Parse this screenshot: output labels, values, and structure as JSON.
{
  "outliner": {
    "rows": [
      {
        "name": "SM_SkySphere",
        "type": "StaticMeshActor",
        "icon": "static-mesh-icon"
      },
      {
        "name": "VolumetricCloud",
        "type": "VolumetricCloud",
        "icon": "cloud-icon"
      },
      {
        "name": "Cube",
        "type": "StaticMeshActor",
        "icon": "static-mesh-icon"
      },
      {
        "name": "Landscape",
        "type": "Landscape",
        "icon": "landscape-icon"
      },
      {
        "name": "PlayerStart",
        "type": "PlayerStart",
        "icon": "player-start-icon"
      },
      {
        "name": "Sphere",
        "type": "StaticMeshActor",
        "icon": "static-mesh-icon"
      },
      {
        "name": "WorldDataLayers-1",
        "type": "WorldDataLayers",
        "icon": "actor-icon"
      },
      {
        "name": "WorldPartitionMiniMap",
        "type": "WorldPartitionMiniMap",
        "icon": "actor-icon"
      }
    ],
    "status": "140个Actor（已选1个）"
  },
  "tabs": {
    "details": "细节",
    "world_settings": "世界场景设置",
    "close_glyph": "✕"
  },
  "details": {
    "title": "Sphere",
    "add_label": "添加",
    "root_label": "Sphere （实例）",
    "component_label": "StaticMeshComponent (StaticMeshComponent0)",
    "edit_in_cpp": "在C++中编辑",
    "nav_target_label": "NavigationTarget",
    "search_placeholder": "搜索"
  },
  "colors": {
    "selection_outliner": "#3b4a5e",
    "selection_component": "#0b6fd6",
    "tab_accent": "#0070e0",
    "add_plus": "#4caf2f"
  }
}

■ ■ ■

:: Stated problem ::
Output an exact copy of each record.

:: Response to the task ::
Parse this screenshot: output labels, values, and structure as JSON.
{
  "outliner": {
    "rows": [
      {
        "name": "SM_SkySphere",
        "type": "StaticMeshActor",
        "icon": "static-mesh-icon"
      },
      {
        "name": "VolumetricCloud",
        "type": "VolumetricCloud",
        "icon": "cloud-icon"
      },
      {
        "name": "Cube",
        "type": "StaticMeshActor",
        "icon": "static-mesh-icon"
      },
      {
        "name": "Landscape",
        "type": "Landscape",
        "icon": "landscape-icon"
      },
      {
        "name": "PlayerStart",
        "type": "PlayerStart",
        "icon": "player-start-icon"
      },
      {
        "name": "Sphere",
        "type": "StaticMeshActor",
        "icon": "static-mesh-icon"
      },
      {
        "name": "WorldDataLayers-1",
        "type": "WorldDataLayers",
        "icon": "actor-icon"
      },
      {
        "name": "WorldPartitionMiniMap",
        "type": "WorldPartitionMiniMap",
        "icon": "actor-icon"
      }
    ],
    "status": "140个Actor（已选1个）"
  },
  "tabs": {
    "details": "细节",
    "world_settings": "世界场景设置",
    "close_glyph": "✕"
  },
  "details": {
    "title": "Sphere",
    "add_label": "添加",
    "root_label": "Sphere （实例）",
    "component_label": "StaticMeshComponent (StaticMeshComponent0)",
    "edit_in_cpp": "在C++中编辑",
    "nav_target_label": "NavigationTarget",
    "search_placeholder": "搜索"
  },
  "colors": {
    "selection_outliner": "#3b4a5e",
    "selection_component": "#0b6fd6",
    "tab_accent": "#0070e0",
    "add_plus": "#4caf2f"
  }
}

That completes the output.